_Data extract_

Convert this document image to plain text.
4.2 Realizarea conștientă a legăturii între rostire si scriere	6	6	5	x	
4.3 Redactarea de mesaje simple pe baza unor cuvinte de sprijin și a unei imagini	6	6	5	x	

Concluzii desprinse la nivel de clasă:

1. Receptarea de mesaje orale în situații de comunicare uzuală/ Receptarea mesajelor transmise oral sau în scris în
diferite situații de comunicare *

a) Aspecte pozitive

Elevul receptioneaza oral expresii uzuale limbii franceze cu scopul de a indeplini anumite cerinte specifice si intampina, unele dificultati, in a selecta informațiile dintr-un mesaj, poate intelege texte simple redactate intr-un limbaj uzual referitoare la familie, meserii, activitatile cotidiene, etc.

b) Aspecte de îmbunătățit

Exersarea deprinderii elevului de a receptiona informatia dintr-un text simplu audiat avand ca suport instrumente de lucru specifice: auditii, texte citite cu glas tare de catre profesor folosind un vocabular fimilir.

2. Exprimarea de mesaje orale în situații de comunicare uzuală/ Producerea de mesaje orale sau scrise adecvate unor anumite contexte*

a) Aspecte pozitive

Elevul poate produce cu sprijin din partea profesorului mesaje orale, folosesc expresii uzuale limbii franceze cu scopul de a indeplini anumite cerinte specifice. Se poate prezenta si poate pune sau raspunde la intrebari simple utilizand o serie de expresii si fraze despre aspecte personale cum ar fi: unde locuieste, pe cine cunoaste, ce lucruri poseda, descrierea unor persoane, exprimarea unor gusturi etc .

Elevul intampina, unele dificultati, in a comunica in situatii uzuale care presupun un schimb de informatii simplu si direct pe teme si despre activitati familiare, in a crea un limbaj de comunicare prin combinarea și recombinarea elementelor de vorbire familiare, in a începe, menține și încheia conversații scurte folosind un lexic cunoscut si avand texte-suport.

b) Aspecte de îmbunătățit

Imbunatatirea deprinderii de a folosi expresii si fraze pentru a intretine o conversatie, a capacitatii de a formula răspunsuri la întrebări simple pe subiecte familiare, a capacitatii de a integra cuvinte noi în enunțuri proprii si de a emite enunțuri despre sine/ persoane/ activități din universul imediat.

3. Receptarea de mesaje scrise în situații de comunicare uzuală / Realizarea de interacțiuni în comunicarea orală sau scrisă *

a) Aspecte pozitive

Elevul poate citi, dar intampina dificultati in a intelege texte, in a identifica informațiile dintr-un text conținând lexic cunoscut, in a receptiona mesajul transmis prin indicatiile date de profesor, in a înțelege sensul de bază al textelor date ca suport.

_Directions_
Repeat the entries exactly, all of them.

_Correct result_
Convert this document image to plain text.
4.2 Realizarea conștientă a legăturii între rostire si scriere	6	6	5	x	
4.3 Redactarea de mesaje simple pe baza unor cuvinte de sprijin și a unei imagini	6	6	5	x	

Concluzii desprinse la nivel de clasă:

1. Receptarea de mesaje orale în situații de comunicare uzuală/ Receptarea mesajelor transmise oral sau în scris în
diferite situații de comunicare *

a) Aspecte pozitive

Elevul receptioneaza oral expresii uzuale limbii franceze cu scopul de a indeplini anumite cerinte specifice si intampina, unele dificultati, in a selecta informațiile dintr-un mesaj, poate intelege texte simple redactate intr-un limbaj uzual referitoare la familie, meserii, activitatile cotidiene, etc.

b) Aspecte de îmbunătățit

Exersarea deprinderii elevului de a receptiona informatia dintr-un text simplu audiat avand ca suport instrumente de lucru specifice: auditii, texte citite cu glas tare de catre profesor folosind un vocabular fimilir.

2. Exprimarea de mesaje orale în situații de comunicare uzuală/ Producerea de mesaje orale sau scrise adecvate unor anumite contexte*

a) Aspecte pozitive

Elevul poate produce cu sprijin din partea profesorului mesaje orale, folosesc expresii uzuale limbii franceze cu scopul de a indeplini anumite cerinte specifice. Se poate prezenta si poate pune sau raspunde la intrebari simple utilizand o serie de expresii si fraze despre aspecte personale cum ar fi: unde locuieste, pe cine cunoaste, ce lucruri poseda, descrierea unor persoane, exprimarea unor gusturi etc .

Elevul intampina, unele dificultati, in a comunica in situatii uzuale care presupun un schimb de informatii simplu si direct pe teme si despre activitati familiare, in a crea un limbaj de comunicare prin combinarea și recombinarea elementelor de vorbire familiare, in a începe, menține și încheia conversații scurte folosind un lexic cunoscut si avand texte-suport.

b) Aspecte de îmbunătățit

Imbunatatirea deprinderii de a folosi expresii si fraze pentru a intretine o conversatie, a capacitatii de a formula răspunsuri la întrebări simple pe subiecte familiare, a capacitatii de a integra cuvinte noi în enunțuri proprii si de a emite enunțuri despre sine/ persoane/ activități din universul imediat.

3. Receptarea de mesaje scrise în situații de comunicare uzuală / Realizarea de interacțiuni în comunicarea orală sau scrisă *

a) Aspecte pozitive

Elevul poate citi, dar intampina dificultati in a intelege texte, in a identifica informațiile dintr-un text conținând lexic cunoscut, in a receptiona mesajul transmis prin indicatiile date de profesor, in a înțelege sensul de bază al textelor date ca suport.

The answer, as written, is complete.